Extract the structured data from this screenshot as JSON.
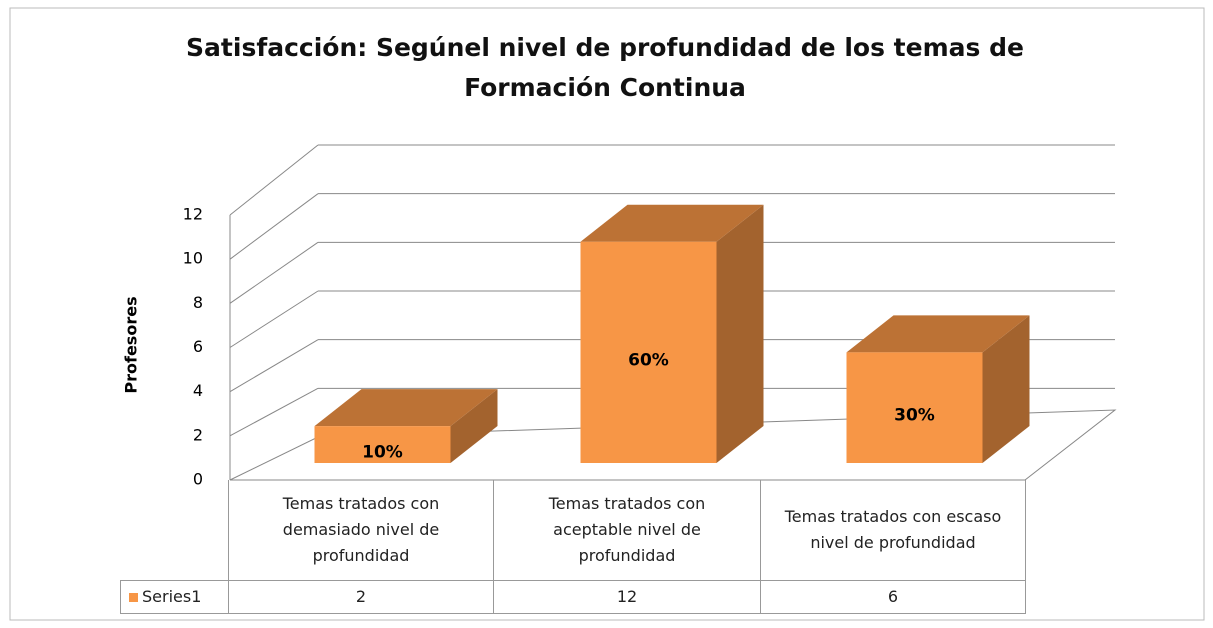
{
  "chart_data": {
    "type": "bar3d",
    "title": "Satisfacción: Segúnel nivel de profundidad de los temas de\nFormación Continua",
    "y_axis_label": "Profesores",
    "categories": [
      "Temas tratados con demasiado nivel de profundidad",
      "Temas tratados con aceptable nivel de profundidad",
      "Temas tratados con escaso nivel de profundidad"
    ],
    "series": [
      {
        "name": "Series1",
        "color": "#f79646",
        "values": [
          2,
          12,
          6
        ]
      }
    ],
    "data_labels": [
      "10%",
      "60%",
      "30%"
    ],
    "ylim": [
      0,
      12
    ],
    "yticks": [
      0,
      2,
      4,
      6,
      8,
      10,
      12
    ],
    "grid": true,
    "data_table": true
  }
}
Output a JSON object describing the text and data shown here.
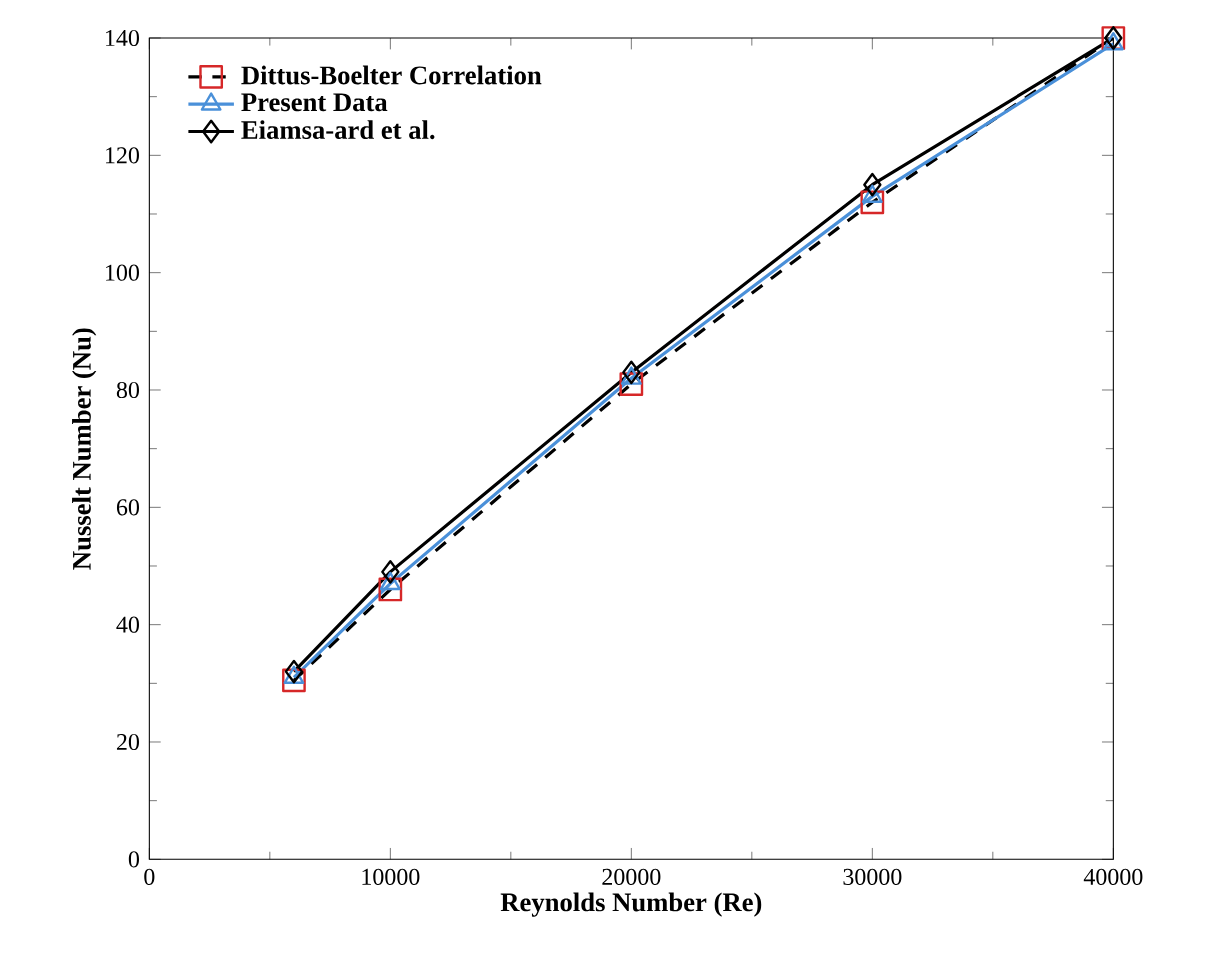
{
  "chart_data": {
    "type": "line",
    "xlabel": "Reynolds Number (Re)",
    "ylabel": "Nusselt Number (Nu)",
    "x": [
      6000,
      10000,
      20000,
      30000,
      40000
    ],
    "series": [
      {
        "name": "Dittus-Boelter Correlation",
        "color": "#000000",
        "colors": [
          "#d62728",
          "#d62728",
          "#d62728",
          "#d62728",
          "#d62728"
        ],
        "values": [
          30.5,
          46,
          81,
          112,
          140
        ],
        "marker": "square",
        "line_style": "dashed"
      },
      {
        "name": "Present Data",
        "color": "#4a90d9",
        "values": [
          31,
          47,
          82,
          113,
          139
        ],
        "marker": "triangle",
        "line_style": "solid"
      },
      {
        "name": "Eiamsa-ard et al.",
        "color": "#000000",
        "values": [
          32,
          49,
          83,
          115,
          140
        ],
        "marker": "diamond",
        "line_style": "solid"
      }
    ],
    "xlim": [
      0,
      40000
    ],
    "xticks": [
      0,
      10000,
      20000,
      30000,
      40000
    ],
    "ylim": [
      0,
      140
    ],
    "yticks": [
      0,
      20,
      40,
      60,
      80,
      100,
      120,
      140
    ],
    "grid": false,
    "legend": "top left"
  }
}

++++++

Please transcribe the material above exactly as written. Leave the pictures out.

Extract the structured data from this screenshot as JSON.
{
  "chart_data": {
    "type": "bar3d",
    "title": "Satisfacción: Segúnel nivel de profundidad de los temas de\nFormación Continua",
    "y_axis_label": "Profesores",
    "categories": [
      "Temas tratados con demasiado nivel de profundidad",
      "Temas tratados con aceptable nivel de profundidad",
      "Temas tratados con escaso nivel de profundidad"
    ],
    "series": [
      {
        "name": "Series1",
        "color": "#f79646",
        "values": [
          2,
          12,
          6
        ]
      }
    ],
    "data_labels": [
      "10%",
      "60%",
      "30%"
    ],
    "ylim": [
      0,
      12
    ],
    "yticks": [
      0,
      2,
      4,
      6,
      8,
      10,
      12
    ],
    "grid": true,
    "data_table": true
  }
}
Output a JSON object describing the text and data shown here.
{
  "chart_data": {
    "type": "line",
    "xlabel": "Reynolds Number (Re)",
    "ylabel": "Nusselt Number (Nu)",
    "x": [
      6000,
      10000,
      20000,
      30000,
      40000
    ],
    "series": [
      {
        "name": "Dittus-Boelter Correlation",
        "color": "#000000",
        "colors": [
          "#d62728",
          "#d62728",
          "#d62728",
          "#d62728",
          "#d62728"
        ],
        "values": [
          30.5,
          46,
          81,
          112,
          140
        ],
        "marker": "square",
        "line_style": "dashed"
      },
      {
        "name": "Present Data",
        "color": "#4a90d9",
        "values": [
          31,
          47,
          82,
          113,
          139
        ],
        "marker": "triangle",
        "line_style": "solid"
      },
      {
        "name": "Eiamsa-ard et al.",
        "color": "#000000",
        "values": [
          32,
          49,
          83,
          115,
          140
        ],
        "marker": "diamond",
        "line_style": "solid"
      }
    ],
    "xlim": [
      0,
      40000
    ],
    "xticks": [
      0,
      10000,
      20000,
      30000,
      40000
    ],
    "ylim": [
      0,
      140
    ],
    "yticks": [
      0,
      20,
      40,
      60,
      80,
      100,
      120,
      140
    ],
    "grid": false,
    "legend": "top left"
  }
}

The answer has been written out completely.